▽

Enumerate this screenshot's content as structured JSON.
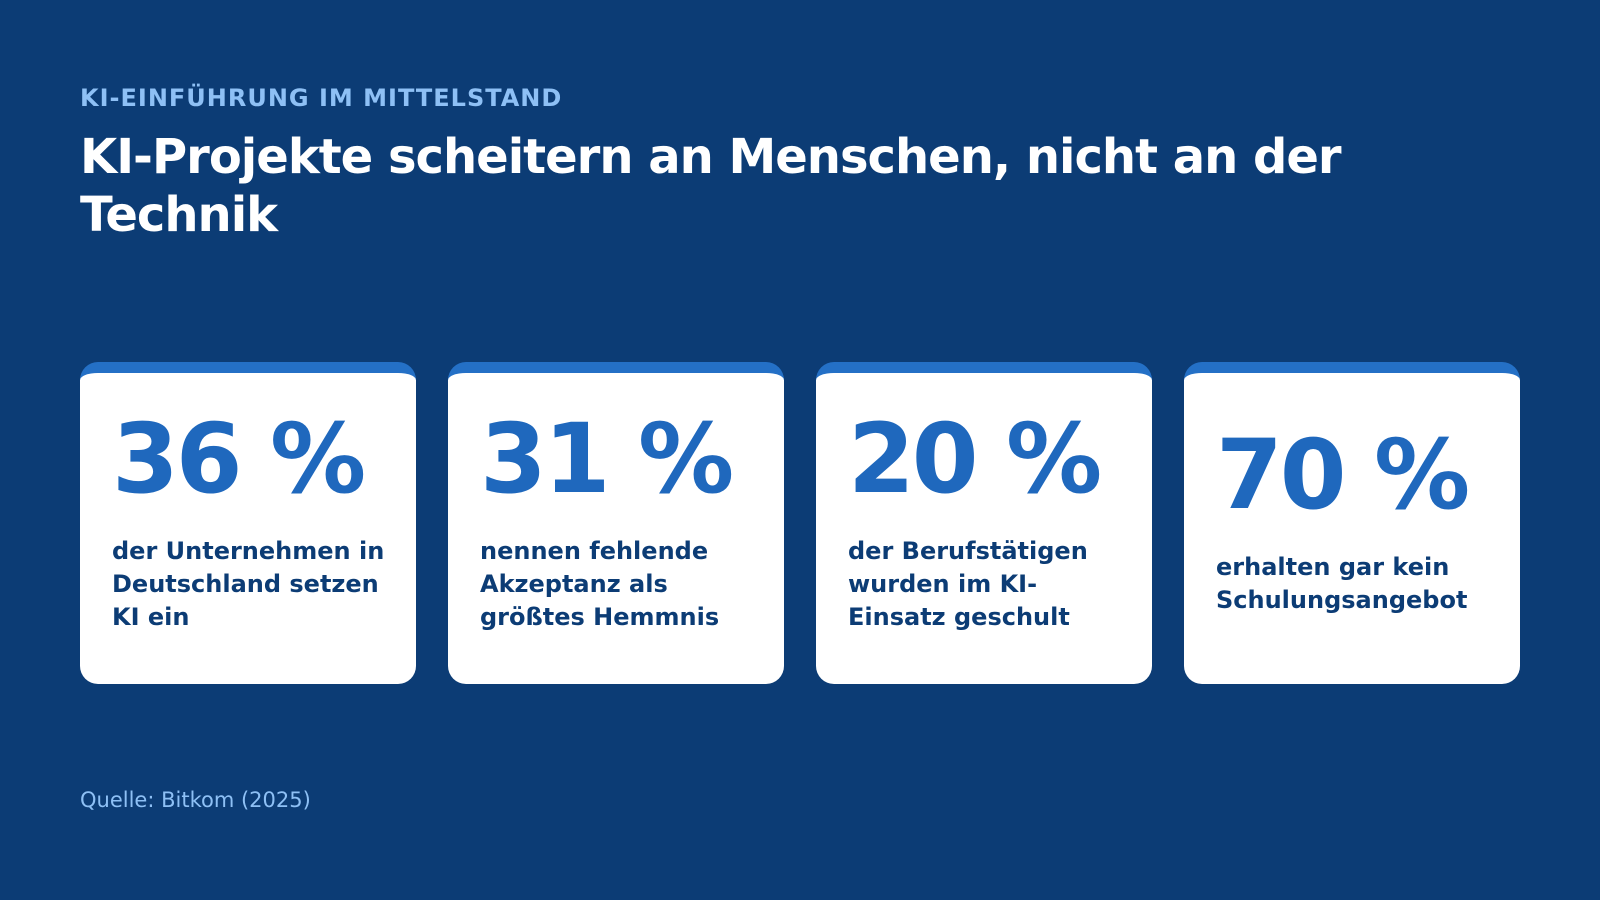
{
  "header": {
    "eyebrow": "KI-EINFÜHRUNG IM MITTELSTAND",
    "title": "KI-Projekte scheitern an Menschen, nicht an der Technik"
  },
  "stats": [
    {
      "value": "36 %",
      "description": "der Unternehmen in Deutschland setzen KI ein"
    },
    {
      "value": "31 %",
      "description": "nennen fehlende Akzeptanz als größtes Hemmnis"
    },
    {
      "value": "20 %",
      "description": "der Berufstätigen wurden im KI-Einsatz geschult"
    },
    {
      "value": "70 %",
      "description": "erhalten gar kein Schulungsangebot"
    }
  ],
  "footer": {
    "source": "Quelle: Bitkom (2025)"
  },
  "colors": {
    "background": "#0c3c75",
    "accent": "#1f68bd",
    "eyebrow": "#8ec0f5",
    "card": "#ffffff"
  }
}
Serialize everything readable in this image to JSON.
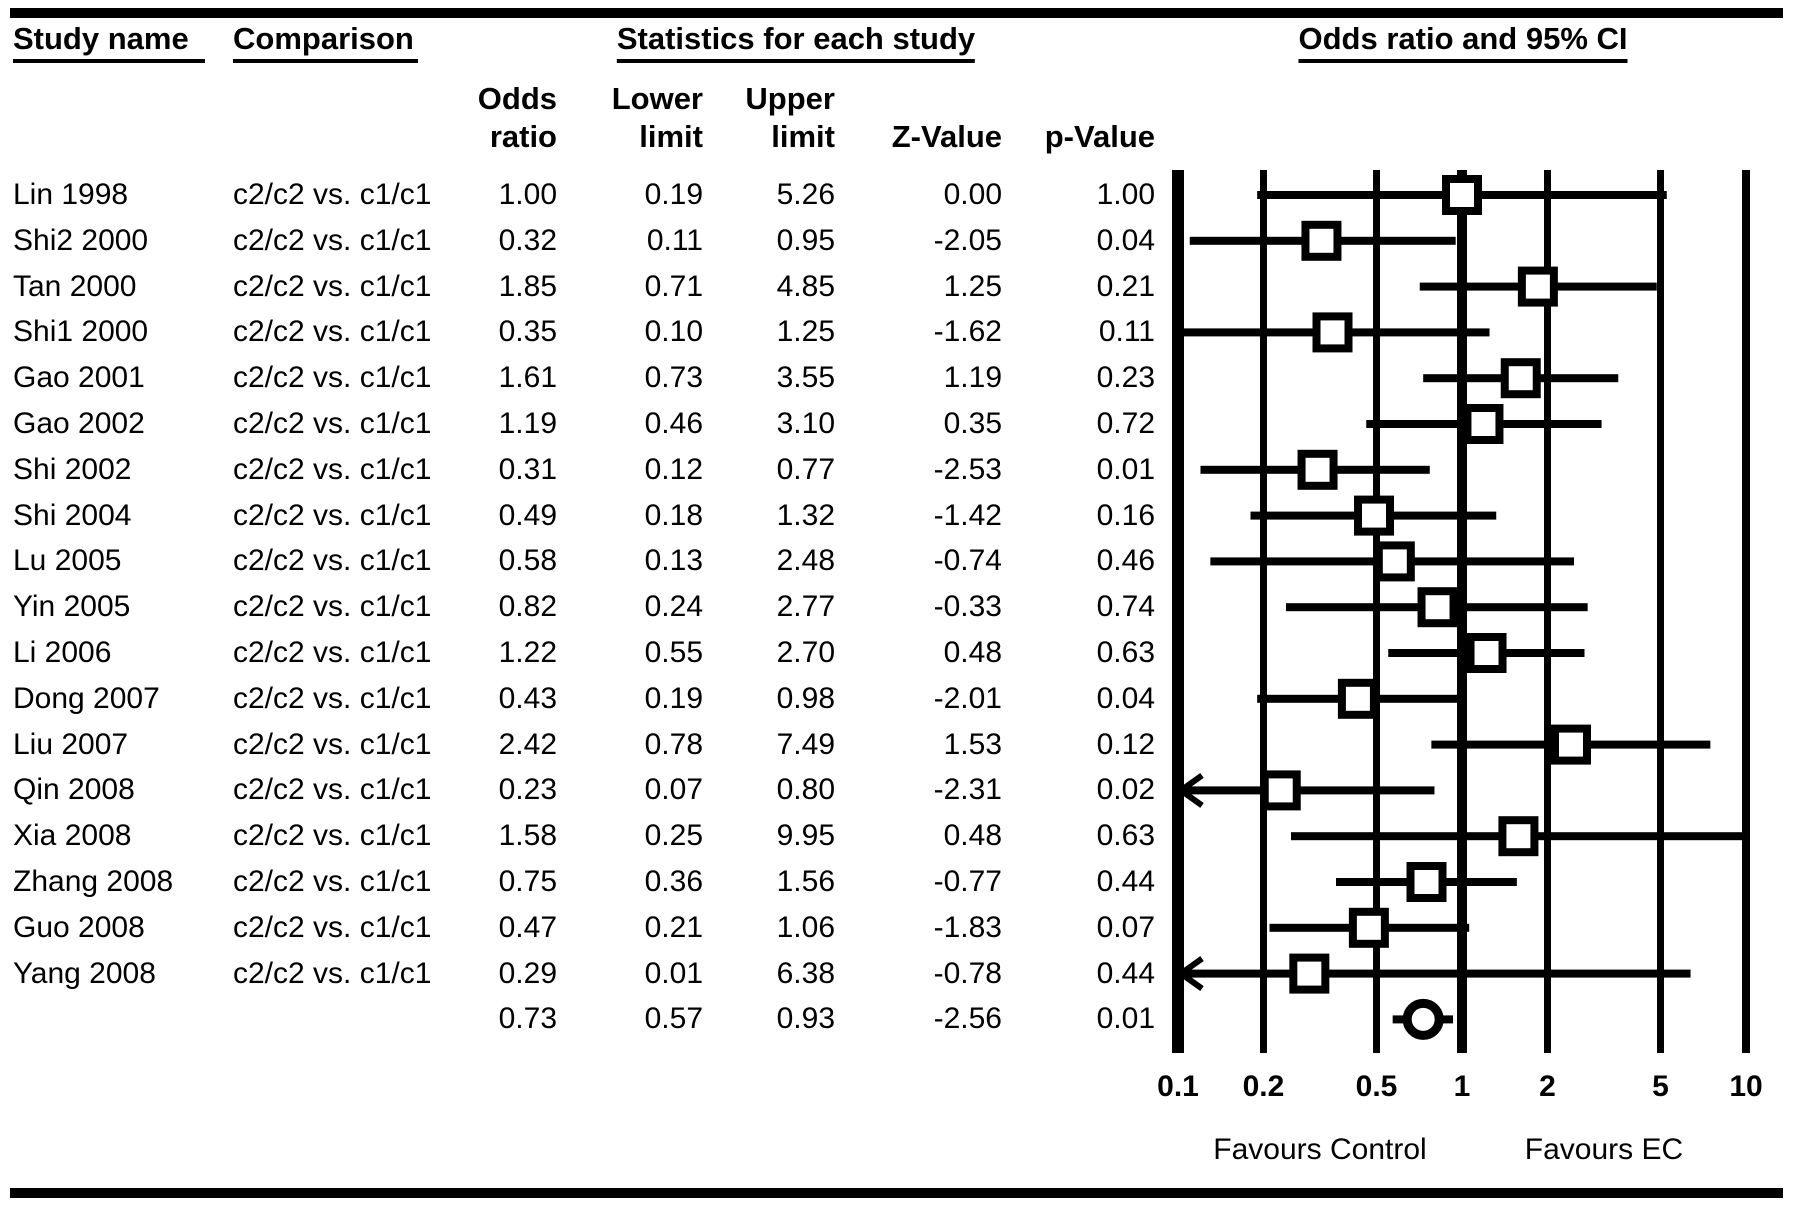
{
  "header": {
    "study_name": "Study name",
    "comparison": "Comparison",
    "stats_group": "Statistics for each study",
    "col_odds_ratio": [
      "Odds",
      "ratio"
    ],
    "col_lower": [
      "Lower",
      "limit"
    ],
    "col_upper": [
      "Upper",
      "limit"
    ],
    "col_z": "Z-Value",
    "col_p": "p-Value"
  },
  "chart_data": {
    "type": "forest",
    "title": "Odds ratio and 95% CI",
    "x_scale": "log",
    "xlim": [
      0.1,
      10
    ],
    "x_ticks": [
      "0.1",
      "0.2",
      "0.5",
      "1",
      "2",
      "5",
      "10"
    ],
    "footer_left": "Favours Control",
    "footer_right": "Favours EC",
    "marker": "open-square",
    "summary_marker": "open-circle",
    "ink_color": "#000000",
    "studies": [
      {
        "name": "Lin 1998",
        "comparison": "c2/c2 vs. c1/c1",
        "odds_ratio": "1.00",
        "lower": "0.19",
        "upper": "5.26",
        "z": "0.00",
        "p": "1.00"
      },
      {
        "name": "Shi2 2000",
        "comparison": "c2/c2 vs. c1/c1",
        "odds_ratio": "0.32",
        "lower": "0.11",
        "upper": "0.95",
        "z": "-2.05",
        "p": "0.04"
      },
      {
        "name": "Tan 2000",
        "comparison": "c2/c2 vs. c1/c1",
        "odds_ratio": "1.85",
        "lower": "0.71",
        "upper": "4.85",
        "z": "1.25",
        "p": "0.21"
      },
      {
        "name": "Shi1 2000",
        "comparison": "c2/c2 vs. c1/c1",
        "odds_ratio": "0.35",
        "lower": "0.10",
        "upper": "1.25",
        "z": "-1.62",
        "p": "0.11"
      },
      {
        "name": "Gao 2001",
        "comparison": "c2/c2 vs. c1/c1",
        "odds_ratio": "1.61",
        "lower": "0.73",
        "upper": "3.55",
        "z": "1.19",
        "p": "0.23"
      },
      {
        "name": "Gao 2002",
        "comparison": "c2/c2 vs. c1/c1",
        "odds_ratio": "1.19",
        "lower": "0.46",
        "upper": "3.10",
        "z": "0.35",
        "p": "0.72"
      },
      {
        "name": "Shi 2002",
        "comparison": "c2/c2 vs. c1/c1",
        "odds_ratio": "0.31",
        "lower": "0.12",
        "upper": "0.77",
        "z": "-2.53",
        "p": "0.01"
      },
      {
        "name": "Shi 2004",
        "comparison": "c2/c2 vs. c1/c1",
        "odds_ratio": "0.49",
        "lower": "0.18",
        "upper": "1.32",
        "z": "-1.42",
        "p": "0.16"
      },
      {
        "name": "Lu 2005",
        "comparison": "c2/c2 vs. c1/c1",
        "odds_ratio": "0.58",
        "lower": "0.13",
        "upper": "2.48",
        "z": "-0.74",
        "p": "0.46"
      },
      {
        "name": "Yin 2005",
        "comparison": "c2/c2 vs. c1/c1",
        "odds_ratio": "0.82",
        "lower": "0.24",
        "upper": "2.77",
        "z": "-0.33",
        "p": "0.74"
      },
      {
        "name": "Li 2006",
        "comparison": "c2/c2 vs. c1/c1",
        "odds_ratio": "1.22",
        "lower": "0.55",
        "upper": "2.70",
        "z": "0.48",
        "p": "0.63"
      },
      {
        "name": "Dong 2007",
        "comparison": "c2/c2 vs. c1/c1",
        "odds_ratio": "0.43",
        "lower": "0.19",
        "upper": "0.98",
        "z": "-2.01",
        "p": "0.04"
      },
      {
        "name": "Liu 2007",
        "comparison": "c2/c2 vs. c1/c1",
        "odds_ratio": "2.42",
        "lower": "0.78",
        "upper": "7.49",
        "z": "1.53",
        "p": "0.12"
      },
      {
        "name": "Qin 2008",
        "comparison": "c2/c2 vs. c1/c1",
        "odds_ratio": "0.23",
        "lower": "0.07",
        "upper": "0.80",
        "z": "-2.31",
        "p": "0.02"
      },
      {
        "name": "Xia 2008",
        "comparison": "c2/c2 vs. c1/c1",
        "odds_ratio": "1.58",
        "lower": "0.25",
        "upper": "9.95",
        "z": "0.48",
        "p": "0.63"
      },
      {
        "name": "Zhang 2008",
        "comparison": "c2/c2 vs. c1/c1",
        "odds_ratio": "0.75",
        "lower": "0.36",
        "upper": "1.56",
        "z": "-0.77",
        "p": "0.44"
      },
      {
        "name": "Guo 2008",
        "comparison": "c2/c2 vs. c1/c1",
        "odds_ratio": "0.47",
        "lower": "0.21",
        "upper": "1.06",
        "z": "-1.83",
        "p": "0.07"
      },
      {
        "name": "Yang 2008",
        "comparison": "c2/c2 vs. c1/c1",
        "odds_ratio": "0.29",
        "lower": "0.01",
        "upper": "6.38",
        "z": "-0.78",
        "p": "0.44"
      }
    ],
    "summary": {
      "odds_ratio": "0.73",
      "lower": "0.57",
      "upper": "0.93",
      "z": "-2.56",
      "p": "0.01"
    }
  }
}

△

# Task statement
From the entries above, output every line exactly and omit any image.

# Written answer
Enumerate this screenshot's content as structured JSON.
{
  "header": {
    "eyebrow": "KI-EINFÜHRUNG IM MITTELSTAND",
    "title": "KI-Projekte scheitern an Menschen, nicht an der Technik"
  },
  "stats": [
    {
      "value": "36 %",
      "description": "der Unternehmen in Deutschland setzen KI ein"
    },
    {
      "value": "31 %",
      "description": "nennen fehlende Akzeptanz als größtes Hemmnis"
    },
    {
      "value": "20 %",
      "description": "der Berufstätigen wurden im KI-Einsatz geschult"
    },
    {
      "value": "70 %",
      "description": "erhalten gar kein Schulungsangebot"
    }
  ],
  "footer": {
    "source": "Quelle: Bitkom (2025)"
  },
  "colors": {
    "background": "#0c3c75",
    "accent": "#1f68bd",
    "eyebrow": "#8ec0f5",
    "card": "#ffffff"
  }
}
Serialize everything readable in this image to JSON.
{
  "header": {
    "study_name": "Study name",
    "comparison": "Comparison",
    "stats_group": "Statistics for each study",
    "col_odds_ratio": [
      "Odds",
      "ratio"
    ],
    "col_lower": [
      "Lower",
      "limit"
    ],
    "col_upper": [
      "Upper",
      "limit"
    ],
    "col_z": "Z-Value",
    "col_p": "p-Value"
  },
  "chart_data": {
    "type": "forest",
    "title": "Odds ratio and 95% CI",
    "x_scale": "log",
    "xlim": [
      0.1,
      10
    ],
    "x_ticks": [
      "0.1",
      "0.2",
      "0.5",
      "1",
      "2",
      "5",
      "10"
    ],
    "footer_left": "Favours Control",
    "footer_right": "Favours EC",
    "marker": "open-square",
    "summary_marker": "open-circle",
    "ink_color": "#000000",
    "studies": [
      {
        "name": "Lin 1998",
        "comparison": "c2/c2 vs. c1/c1",
        "odds_ratio": "1.00",
        "lower": "0.19",
        "upper": "5.26",
        "z": "0.00",
        "p": "1.00"
      },
      {
        "name": "Shi2 2000",
        "comparison": "c2/c2 vs. c1/c1",
        "odds_ratio": "0.32",
        "lower": "0.11",
        "upper": "0.95",
        "z": "-2.05",
        "p": "0.04"
      },
      {
        "name": "Tan 2000",
        "comparison": "c2/c2 vs. c1/c1",
        "odds_ratio": "1.85",
        "lower": "0.71",
        "upper": "4.85",
        "z": "1.25",
        "p": "0.21"
      },
      {
        "name": "Shi1 2000",
        "comparison": "c2/c2 vs. c1/c1",
        "odds_ratio": "0.35",
        "lower": "0.10",
        "upper": "1.25",
        "z": "-1.62",
        "p": "0.11"
      },
      {
        "name": "Gao 2001",
        "comparison": "c2/c2 vs. c1/c1",
        "odds_ratio": "1.61",
        "lower": "0.73",
        "upper": "3.55",
        "z": "1.19",
        "p": "0.23"
      },
      {
        "name": "Gao 2002",
        "comparison": "c2/c2 vs. c1/c1",
        "odds_ratio": "1.19",
        "lower": "0.46",
        "upper": "3.10",
        "z": "0.35",
        "p": "0.72"
      },
      {
        "name": "Shi 2002",
        "comparison": "c2/c2 vs. c1/c1",
        "odds_ratio": "0.31",
        "lower": "0.12",
        "upper": "0.77",
        "z": "-2.53",
        "p": "0.01"
      },
      {
        "name": "Shi 2004",
        "comparison": "c2/c2 vs. c1/c1",
        "odds_ratio": "0.49",
        "lower": "0.18",
        "upper": "1.32",
        "z": "-1.42",
        "p": "0.16"
      },
      {
        "name": "Lu 2005",
        "comparison": "c2/c2 vs. c1/c1",
        "odds_ratio": "0.58",
        "lower": "0.13",
        "upper": "2.48",
        "z": "-0.74",
        "p": "0.46"
      },
      {
        "name": "Yin 2005",
        "comparison": "c2/c2 vs. c1/c1",
        "odds_ratio": "0.82",
        "lower": "0.24",
        "upper": "2.77",
        "z": "-0.33",
        "p": "0.74"
      },
      {
        "name": "Li 2006",
        "comparison": "c2/c2 vs. c1/c1",
        "odds_ratio": "1.22",
        "lower": "0.55",
        "upper": "2.70",
        "z": "0.48",
        "p": "0.63"
      },
      {
        "name": "Dong 2007",
        "comparison": "c2/c2 vs. c1/c1",
        "odds_ratio": "0.43",
        "lower": "0.19",
        "upper": "0.98",
        "z": "-2.01",
        "p": "0.04"
      },
      {
        "name": "Liu 2007",
        "comparison": "c2/c2 vs. c1/c1",
        "odds_ratio": "2.42",
        "lower": "0.78",
        "upper": "7.49",
        "z": "1.53",
        "p": "0.12"
      },
      {
        "name": "Qin 2008",
        "comparison": "c2/c2 vs. c1/c1",
        "odds_ratio": "0.23",
        "lower": "0.07",
        "upper": "0.80",
        "z": "-2.31",
        "p": "0.02"
      },
      {
        "name": "Xia 2008",
        "comparison": "c2/c2 vs. c1/c1",
        "odds_ratio": "1.58",
        "lower": "0.25",
        "upper": "9.95",
        "z": "0.48",
        "p": "0.63"
      },
      {
        "name": "Zhang 2008",
        "comparison": "c2/c2 vs. c1/c1",
        "odds_ratio": "0.75",
        "lower": "0.36",
        "upper": "1.56",
        "z": "-0.77",
        "p": "0.44"
      },
      {
        "name": "Guo 2008",
        "comparison": "c2/c2 vs. c1/c1",
        "odds_ratio": "0.47",
        "lower": "0.21",
        "upper": "1.06",
        "z": "-1.83",
        "p": "0.07"
      },
      {
        "name": "Yang 2008",
        "comparison": "c2/c2 vs. c1/c1",
        "odds_ratio": "0.29",
        "lower": "0.01",
        "upper": "6.38",
        "z": "-0.78",
        "p": "0.44"
      }
    ],
    "summary": {
      "odds_ratio": "0.73",
      "lower": "0.57",
      "upper": "0.93",
      "z": "-2.56",
      "p": "0.01"
    }
  }
}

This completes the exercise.